[Data entries]
-- Start --

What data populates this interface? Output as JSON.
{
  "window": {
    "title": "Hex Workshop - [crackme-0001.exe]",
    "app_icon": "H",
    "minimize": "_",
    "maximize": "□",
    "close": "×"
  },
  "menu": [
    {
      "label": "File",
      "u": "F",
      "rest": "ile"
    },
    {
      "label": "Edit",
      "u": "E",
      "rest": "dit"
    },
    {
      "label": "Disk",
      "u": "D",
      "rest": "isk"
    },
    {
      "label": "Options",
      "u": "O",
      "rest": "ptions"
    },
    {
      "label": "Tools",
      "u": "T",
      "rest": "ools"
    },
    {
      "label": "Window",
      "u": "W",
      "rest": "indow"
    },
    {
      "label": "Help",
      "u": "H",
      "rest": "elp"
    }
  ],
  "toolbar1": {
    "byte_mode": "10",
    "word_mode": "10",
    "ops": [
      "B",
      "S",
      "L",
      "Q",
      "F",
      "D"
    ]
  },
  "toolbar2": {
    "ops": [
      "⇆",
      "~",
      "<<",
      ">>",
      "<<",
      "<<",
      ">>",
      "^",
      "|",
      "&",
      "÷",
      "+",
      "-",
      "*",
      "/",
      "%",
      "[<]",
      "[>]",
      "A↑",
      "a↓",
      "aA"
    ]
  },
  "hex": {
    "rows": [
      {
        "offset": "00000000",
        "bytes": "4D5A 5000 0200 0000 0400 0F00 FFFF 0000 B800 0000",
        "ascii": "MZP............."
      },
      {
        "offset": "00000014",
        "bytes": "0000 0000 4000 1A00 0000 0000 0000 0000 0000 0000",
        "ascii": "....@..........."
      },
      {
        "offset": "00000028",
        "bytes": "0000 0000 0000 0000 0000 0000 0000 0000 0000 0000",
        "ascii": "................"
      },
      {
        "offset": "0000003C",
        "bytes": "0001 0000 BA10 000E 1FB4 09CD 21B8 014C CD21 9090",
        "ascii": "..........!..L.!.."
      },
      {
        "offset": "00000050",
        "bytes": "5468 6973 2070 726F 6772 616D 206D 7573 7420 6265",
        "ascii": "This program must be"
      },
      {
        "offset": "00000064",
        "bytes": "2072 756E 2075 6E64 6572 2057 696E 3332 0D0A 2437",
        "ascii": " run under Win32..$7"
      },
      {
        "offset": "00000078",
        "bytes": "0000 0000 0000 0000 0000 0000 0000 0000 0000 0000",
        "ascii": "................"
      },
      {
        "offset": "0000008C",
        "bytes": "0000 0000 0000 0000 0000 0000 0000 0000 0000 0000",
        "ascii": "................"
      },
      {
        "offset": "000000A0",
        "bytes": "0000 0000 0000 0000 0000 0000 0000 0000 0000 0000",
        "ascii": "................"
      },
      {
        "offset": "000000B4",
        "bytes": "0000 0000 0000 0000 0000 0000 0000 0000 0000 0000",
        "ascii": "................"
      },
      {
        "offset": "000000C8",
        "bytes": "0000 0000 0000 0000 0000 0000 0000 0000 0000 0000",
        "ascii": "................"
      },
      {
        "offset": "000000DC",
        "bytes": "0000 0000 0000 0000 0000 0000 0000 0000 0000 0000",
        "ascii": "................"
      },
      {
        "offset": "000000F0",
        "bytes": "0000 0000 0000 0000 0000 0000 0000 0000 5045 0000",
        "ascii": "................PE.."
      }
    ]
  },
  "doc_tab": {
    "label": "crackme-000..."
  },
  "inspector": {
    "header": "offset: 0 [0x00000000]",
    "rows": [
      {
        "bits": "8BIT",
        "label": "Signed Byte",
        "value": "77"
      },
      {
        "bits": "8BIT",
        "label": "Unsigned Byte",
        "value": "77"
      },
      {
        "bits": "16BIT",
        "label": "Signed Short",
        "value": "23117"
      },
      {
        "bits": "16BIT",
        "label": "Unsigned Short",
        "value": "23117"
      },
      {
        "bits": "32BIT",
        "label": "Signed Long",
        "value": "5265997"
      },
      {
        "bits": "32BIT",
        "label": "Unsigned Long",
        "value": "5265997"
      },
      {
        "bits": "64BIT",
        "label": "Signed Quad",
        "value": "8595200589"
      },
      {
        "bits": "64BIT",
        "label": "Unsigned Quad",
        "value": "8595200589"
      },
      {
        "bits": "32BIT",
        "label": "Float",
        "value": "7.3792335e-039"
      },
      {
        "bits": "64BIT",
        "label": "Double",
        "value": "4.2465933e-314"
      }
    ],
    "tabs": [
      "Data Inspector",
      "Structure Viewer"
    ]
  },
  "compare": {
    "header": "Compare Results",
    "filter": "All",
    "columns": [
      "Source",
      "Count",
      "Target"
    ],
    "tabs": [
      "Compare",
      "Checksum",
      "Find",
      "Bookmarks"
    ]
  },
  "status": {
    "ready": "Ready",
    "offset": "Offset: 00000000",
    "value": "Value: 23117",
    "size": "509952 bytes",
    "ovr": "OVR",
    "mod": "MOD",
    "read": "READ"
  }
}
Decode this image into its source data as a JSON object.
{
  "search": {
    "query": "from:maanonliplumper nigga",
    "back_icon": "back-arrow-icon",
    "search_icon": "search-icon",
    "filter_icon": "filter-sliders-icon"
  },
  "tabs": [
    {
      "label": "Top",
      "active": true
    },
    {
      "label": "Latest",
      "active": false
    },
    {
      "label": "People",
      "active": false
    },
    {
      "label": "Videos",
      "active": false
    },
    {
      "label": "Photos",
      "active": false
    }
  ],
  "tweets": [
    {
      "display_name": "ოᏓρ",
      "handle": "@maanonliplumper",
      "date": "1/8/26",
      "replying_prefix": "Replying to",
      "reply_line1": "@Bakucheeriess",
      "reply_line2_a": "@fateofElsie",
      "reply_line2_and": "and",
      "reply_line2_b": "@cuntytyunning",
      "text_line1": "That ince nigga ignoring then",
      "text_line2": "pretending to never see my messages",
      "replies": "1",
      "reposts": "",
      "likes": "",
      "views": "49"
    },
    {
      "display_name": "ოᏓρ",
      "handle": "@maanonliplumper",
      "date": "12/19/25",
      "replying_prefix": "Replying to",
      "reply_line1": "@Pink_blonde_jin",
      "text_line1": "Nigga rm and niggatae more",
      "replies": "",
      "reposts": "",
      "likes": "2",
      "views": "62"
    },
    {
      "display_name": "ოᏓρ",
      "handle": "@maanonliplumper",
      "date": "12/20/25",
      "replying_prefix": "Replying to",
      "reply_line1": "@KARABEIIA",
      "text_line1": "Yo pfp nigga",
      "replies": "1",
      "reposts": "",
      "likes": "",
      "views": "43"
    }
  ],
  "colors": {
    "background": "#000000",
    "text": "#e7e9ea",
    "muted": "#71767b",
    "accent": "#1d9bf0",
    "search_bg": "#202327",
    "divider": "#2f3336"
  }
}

-- End --

Reproduce all of the material above word for word.

• [Complete response]
What data populates this interface? Output as JSON.
{
  "window": {
    "title": "Hex Workshop - [crackme-0001.exe]",
    "app_icon": "H",
    "minimize": "_",
    "maximize": "□",
    "close": "×"
  },
  "menu": [
    {
      "label": "File",
      "u": "F",
      "rest": "ile"
    },
    {
      "label": "Edit",
      "u": "E",
      "rest": "dit"
    },
    {
      "label": "Disk",
      "u": "D",
      "rest": "isk"
    },
    {
      "label": "Options",
      "u": "O",
      "rest": "ptions"
    },
    {
      "label": "Tools",
      "u": "T",
      "rest": "ools"
    },
    {
      "label": "Window",
      "u": "W",
      "rest": "indow"
    },
    {
      "label": "Help",
      "u": "H",
      "rest": "elp"
    }
  ],
  "toolbar1": {
    "byte_mode": "10",
    "word_mode": "10",
    "ops": [
      "B",
      "S",
      "L",
      "Q",
      "F",
      "D"
    ]
  },
  "toolbar2": {
    "ops": [
      "⇆",
      "~",
      "<<",
      ">>",
      "<<",
      "<<",
      ">>",
      "^",
      "|",
      "&",
      "÷",
      "+",
      "-",
      "*",
      "/",
      "%",
      "[<]",
      "[>]",
      "A↑",
      "a↓",
      "aA"
    ]
  },
  "hex": {
    "rows": [
      {
        "offset": "00000000",
        "bytes": "4D5A 5000 0200 0000 0400 0F00 FFFF 0000 B800 0000",
        "ascii": "MZP............."
      },
      {
        "offset": "00000014",
        "bytes": "0000 0000 4000 1A00 0000 0000 0000 0000 0000 0000",
        "ascii": "....@..........."
      },
      {
        "offset": "00000028",
        "bytes": "0000 0000 0000 0000 0000 0000 0000 0000 0000 0000",
        "ascii": "................"
      },
      {
        "offset": "0000003C",
        "bytes": "0001 0000 BA10 000E 1FB4 09CD 21B8 014C CD21 9090",
        "ascii": "..........!..L.!.."
      },
      {
        "offset": "00000050",
        "bytes": "5468 6973 2070 726F 6772 616D 206D 7573 7420 6265",
        "ascii": "This program must be"
      },
      {
        "offset": "00000064",
        "bytes": "2072 756E 2075 6E64 6572 2057 696E 3332 0D0A 2437",
        "ascii": " run under Win32..$7"
      },
      {
        "offset": "00000078",
        "bytes": "0000 0000 0000 0000 0000 0000 0000 0000 0000 0000",
        "ascii": "................"
      },
      {
        "offset": "0000008C",
        "bytes": "0000 0000 0000 0000 0000 0000 0000 0000 0000 0000",
        "ascii": "................"
      },
      {
        "offset": "000000A0",
        "bytes": "0000 0000 0000 0000 0000 0000 0000 0000 0000 0000",
        "ascii": "................"
      },
      {
        "offset": "000000B4",
        "bytes": "0000 0000 0000 0000 0000 0000 0000 0000 0000 0000",
        "ascii": "................"
      },
      {
        "offset": "000000C8",
        "bytes": "0000 0000 0000 0000 0000 0000 0000 0000 0000 0000",
        "ascii": "................"
      },
      {
        "offset": "000000DC",
        "bytes": "0000 0000 0000 0000 0000 0000 0000 0000 0000 0000",
        "ascii": "................"
      },
      {
        "offset": "000000F0",
        "bytes": "0000 0000 0000 0000 0000 0000 0000 0000 5045 0000",
        "ascii": "................PE.."
      }
    ]
  },
  "doc_tab": {
    "label": "crackme-000..."
  },
  "inspector": {
    "header": "offset: 0 [0x00000000]",
    "rows": [
      {
        "bits": "8BIT",
        "label": "Signed Byte",
        "value": "77"
      },
      {
        "bits": "8BIT",
        "label": "Unsigned Byte",
        "value": "77"
      },
      {
        "bits": "16BIT",
        "label": "Signed Short",
        "value": "23117"
      },
      {
        "bits": "16BIT",
        "label": "Unsigned Short",
        "value": "23117"
      },
      {
        "bits": "32BIT",
        "label": "Signed Long",
        "value": "5265997"
      },
      {
        "bits": "32BIT",
        "label": "Unsigned Long",
        "value": "5265997"
      },
      {
        "bits": "64BIT",
        "label": "Signed Quad",
        "value": "8595200589"
      },
      {
        "bits": "64BIT",
        "label": "Unsigned Quad",
        "value": "8595200589"
      },
      {
        "bits": "32BIT",
        "label": "Float",
        "value": "7.3792335e-039"
      },
      {
        "bits": "64BIT",
        "label": "Double",
        "value": "4.2465933e-314"
      }
    ],
    "tabs": [
      "Data Inspector",
      "Structure Viewer"
    ]
  },
  "compare": {
    "header": "Compare Results",
    "filter": "All",
    "columns": [
      "Source",
      "Count",
      "Target"
    ],
    "tabs": [
      "Compare",
      "Checksum",
      "Find",
      "Bookmarks"
    ]
  },
  "status": {
    "ready": "Ready",
    "offset": "Offset: 00000000",
    "value": "Value: 23117",
    "size": "509952 bytes",
    "ovr": "OVR",
    "mod": "MOD",
    "read": "READ"
  }
}
Decode this image into its source data as a JSON object.
{
  "search": {
    "query": "from:maanonliplumper nigga",
    "back_icon": "back-arrow-icon",
    "search_icon": "search-icon",
    "filter_icon": "filter-sliders-icon"
  },
  "tabs": [
    {
      "label": "Top",
      "active": true
    },
    {
      "label": "Latest",
      "active": false
    },
    {
      "label": "People",
      "active": false
    },
    {
      "label": "Videos",
      "active": false
    },
    {
      "label": "Photos",
      "active": false
    }
  ],
  "tweets": [
    {
      "display_name": "ოᏓρ",
      "handle": "@maanonliplumper",
      "date": "1/8/26",
      "replying_prefix": "Replying to",
      "reply_line1": "@Bakucheeriess",
      "reply_line2_a": "@fateofElsie",
      "reply_line2_and": "and",
      "reply_line2_b": "@cuntytyunning",
      "text_line1": "That ince nigga ignoring then",
      "text_line2": "pretending to never see my messages",
      "replies": "1",
      "reposts": "",
      "likes": "",
      "views": "49"
    },
    {
      "display_name": "ოᏓρ",
      "handle": "@maanonliplumper",
      "date": "12/19/25",
      "replying_prefix": "Replying to",
      "reply_line1": "@Pink_blonde_jin",
      "text_line1": "Nigga rm and niggatae more",
      "replies": "",
      "reposts": "",
      "likes": "2",
      "views": "62"
    },
    {
      "display_name": "ოᏓρ",
      "handle": "@maanonliplumper",
      "date": "12/20/25",
      "replying_prefix": "Replying to",
      "reply_line1": "@KARABEIIA",
      "text_line1": "Yo pfp nigga",
      "replies": "1",
      "reposts": "",
      "likes": "",
      "views": "43"
    }
  ],
  "colors": {
    "background": "#000000",
    "text": "#e7e9ea",
    "muted": "#71767b",
    "accent": "#1d9bf0",
    "search_bg": "#202327",
    "divider": "#2f3336"
  }
}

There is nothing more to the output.